● **WORK TO COMPLETE**:
Every line that contains "Sistem" counts once; give the total number of such lines, with no other words.

Some records:
● ● ● ● ● ● ●
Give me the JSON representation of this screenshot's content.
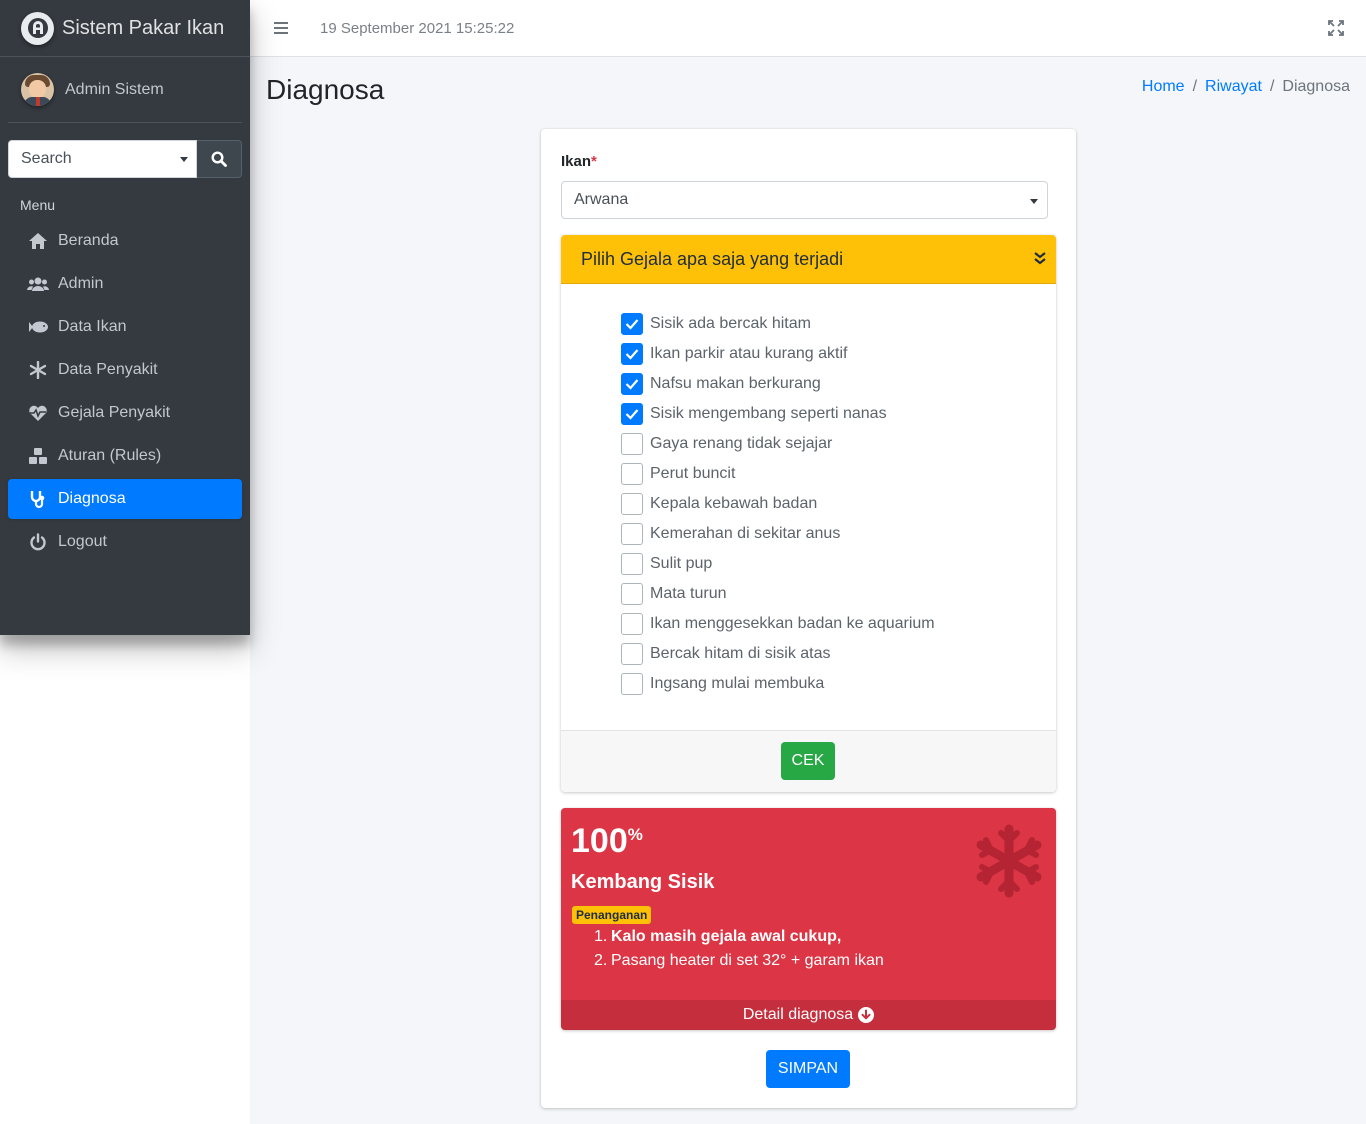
{
  "brand": {
    "name": "Sistem Pakar Ikan",
    "logo_icon": "brand-logo-icon"
  },
  "user": {
    "name": "Admin Sistem"
  },
  "sidebar": {
    "search_placeholder": "Search",
    "menu_header": "Menu",
    "items": [
      {
        "label": "Beranda",
        "icon": "home-icon",
        "active": false
      },
      {
        "label": "Admin",
        "icon": "users-icon",
        "active": false
      },
      {
        "label": "Data Ikan",
        "icon": "fish-icon",
        "active": false
      },
      {
        "label": "Data Penyakit",
        "icon": "snowflake-icon",
        "active": false
      },
      {
        "label": "Gejala Penyakit",
        "icon": "heartbeat-icon",
        "active": false
      },
      {
        "label": "Aturan (Rules)",
        "icon": "cubes-icon",
        "active": false
      },
      {
        "label": "Diagnosa",
        "icon": "stethoscope-icon",
        "active": true
      },
      {
        "label": "Logout",
        "icon": "power-icon",
        "active": false
      }
    ]
  },
  "topbar": {
    "datetime": "19 September 2021 15:25:22"
  },
  "page": {
    "title": "Diagnosa",
    "breadcrumb": [
      "Home",
      "Riwayat",
      "Diagnosa"
    ]
  },
  "form": {
    "ikan_label": "Ikan",
    "required_mark": "*",
    "ikan_value": "Arwana",
    "gejala_header": "Pilih Gejala apa saja yang terjadi",
    "gejala": [
      {
        "label": "Sisik ada bercak hitam",
        "checked": true
      },
      {
        "label": "Ikan parkir atau kurang aktif",
        "checked": true
      },
      {
        "label": "Nafsu makan berkurang",
        "checked": true
      },
      {
        "label": "Sisik mengembang seperti nanas",
        "checked": true
      },
      {
        "label": "Gaya renang tidak sejajar",
        "checked": false
      },
      {
        "label": "Perut buncit",
        "checked": false
      },
      {
        "label": "Kepala kebawah badan",
        "checked": false
      },
      {
        "label": "Kemerahan di sekitar anus",
        "checked": false
      },
      {
        "label": "Sulit pup",
        "checked": false
      },
      {
        "label": "Mata turun",
        "checked": false
      },
      {
        "label": "Ikan menggesekkan badan ke aquarium",
        "checked": false
      },
      {
        "label": "Bercak hitam di sisik atas",
        "checked": false
      },
      {
        "label": "Ingsang mulai membuka",
        "checked": false
      }
    ],
    "cek_label": "CEK"
  },
  "result": {
    "percent": "100",
    "percent_sign": "%",
    "disease": "Kembang Sisik",
    "badge": "Penanganan",
    "steps": [
      {
        "num": "1.",
        "text": "Kalo masih gejala awal cukup,"
      },
      {
        "num": "2.",
        "text": "Pasang heater di set 32° + garam ikan"
      }
    ],
    "detail_label": "Detail diagnosa",
    "color": "#dc3545"
  },
  "simpan_label": "SIMPAN"
}
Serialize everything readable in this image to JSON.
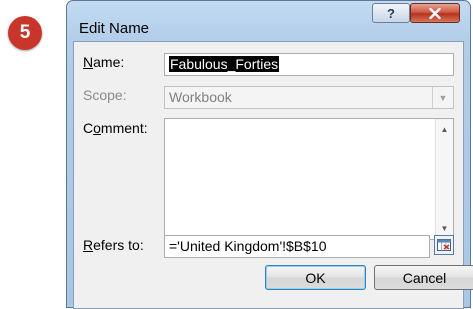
{
  "step_badge": "5",
  "window": {
    "title": "Edit Name"
  },
  "titlebar": {
    "help_label": "?"
  },
  "form": {
    "name": {
      "label_u": "N",
      "label_rest": "ame:",
      "value": "Fabulous_Forties"
    },
    "scope": {
      "label": "Scope:",
      "value": "Workbook"
    },
    "comment": {
      "label_pre": "C",
      "label_u": "o",
      "label_rest": "mment:",
      "value": ""
    },
    "refers_to": {
      "label_u": "R",
      "label_rest": "efers to:",
      "value": "='United Kingdom'!$B$10"
    }
  },
  "buttons": {
    "ok": "OK",
    "cancel": "Cancel"
  },
  "colors": {
    "badge": "#c8362b",
    "close": "#c0452d",
    "selection": "#000000"
  }
}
● ● ● ● ● ● ●
● **RESULT OF THIS TASK**:
2